## Prompt
Copy all of the material word for word, except for the pictures.

Dataset records on visual material
········

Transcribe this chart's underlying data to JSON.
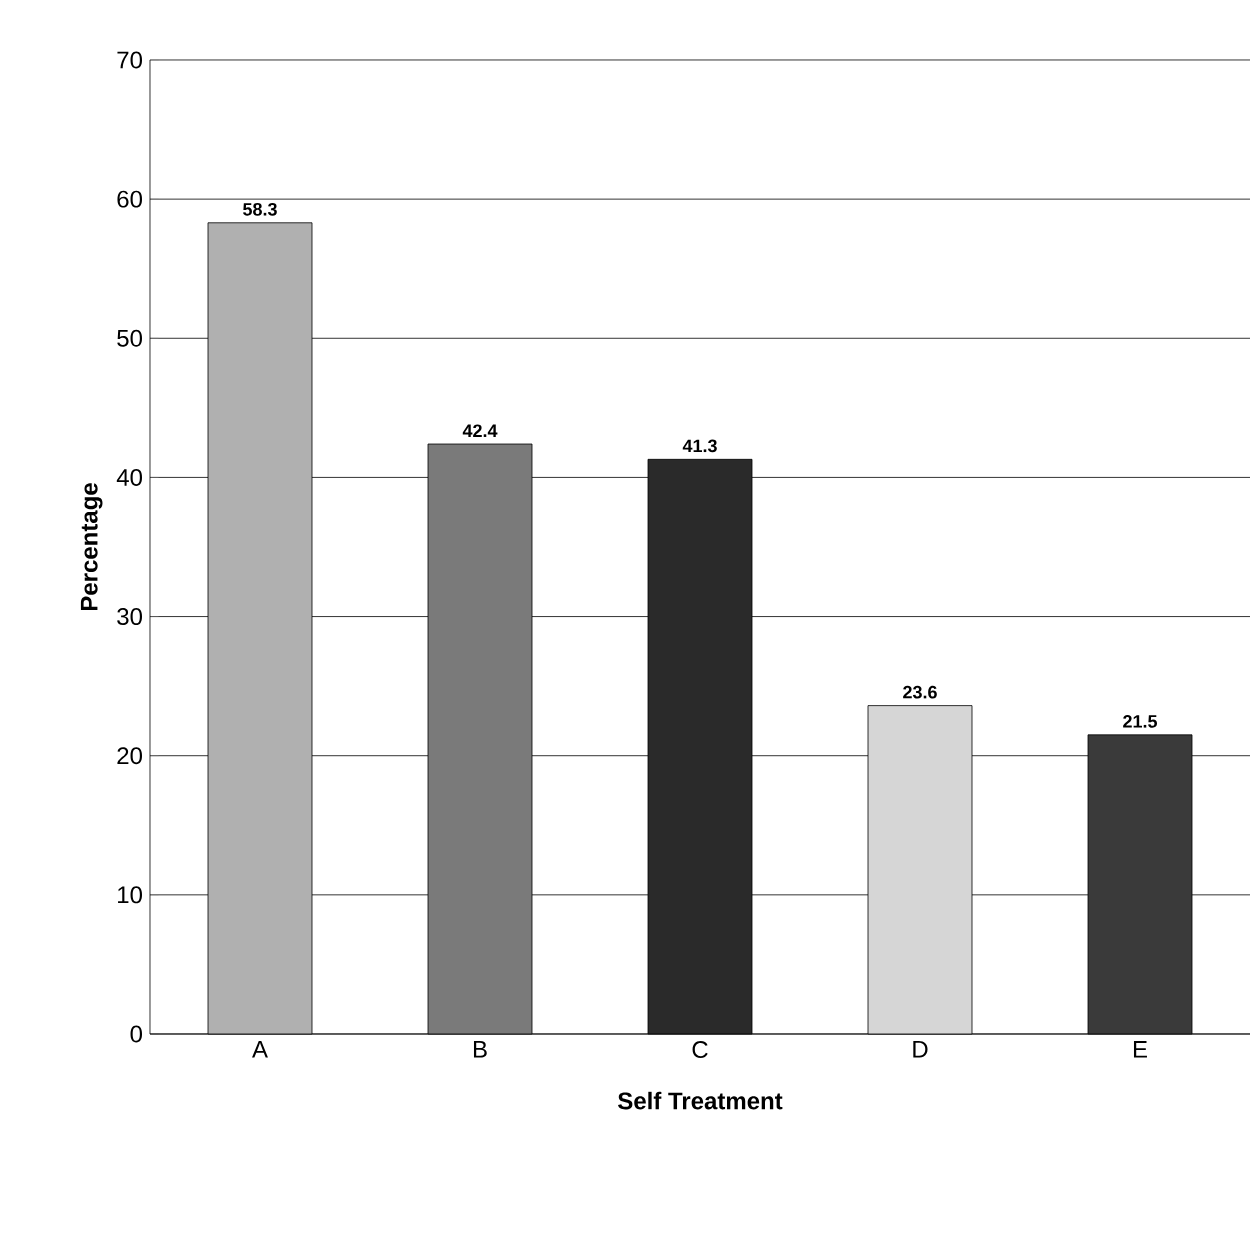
{
  "chart_data": {
    "type": "bar",
    "xlabel": "Self Treatment",
    "ylabel": "Percentage",
    "categories": [
      "A",
      "B",
      "C",
      "D",
      "E"
    ],
    "values": [
      58.3,
      42.4,
      41.3,
      23.6,
      21.5
    ],
    "colors": [
      "#b0b0b0",
      "#7a7a7a",
      "#2a2a2a",
      "#d6d6d6",
      "#3a3a3a"
    ],
    "ylim": [
      0,
      70
    ],
    "yticks": [
      0,
      10,
      20,
      30,
      40,
      50,
      60,
      70
    ],
    "grid": "y",
    "data_labels": true
  }
}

········

## Output below
Transcribe this chart's underlying data to JSON.
{
  "chart_data": {
    "type": "bar",
    "xlabel": "Self Treatment",
    "ylabel": "Percentage",
    "categories": [
      "A",
      "B",
      "C",
      "D",
      "E"
    ],
    "values": [
      58.3,
      42.4,
      41.3,
      23.6,
      21.5
    ],
    "colors": [
      "#b0b0b0",
      "#7a7a7a",
      "#2a2a2a",
      "#d6d6d6",
      "#3a3a3a"
    ],
    "ylim": [
      0,
      70
    ],
    "yticks": [
      0,
      10,
      20,
      30,
      40,
      50,
      60,
      70
    ],
    "grid": "y",
    "data_labels": true
  }
}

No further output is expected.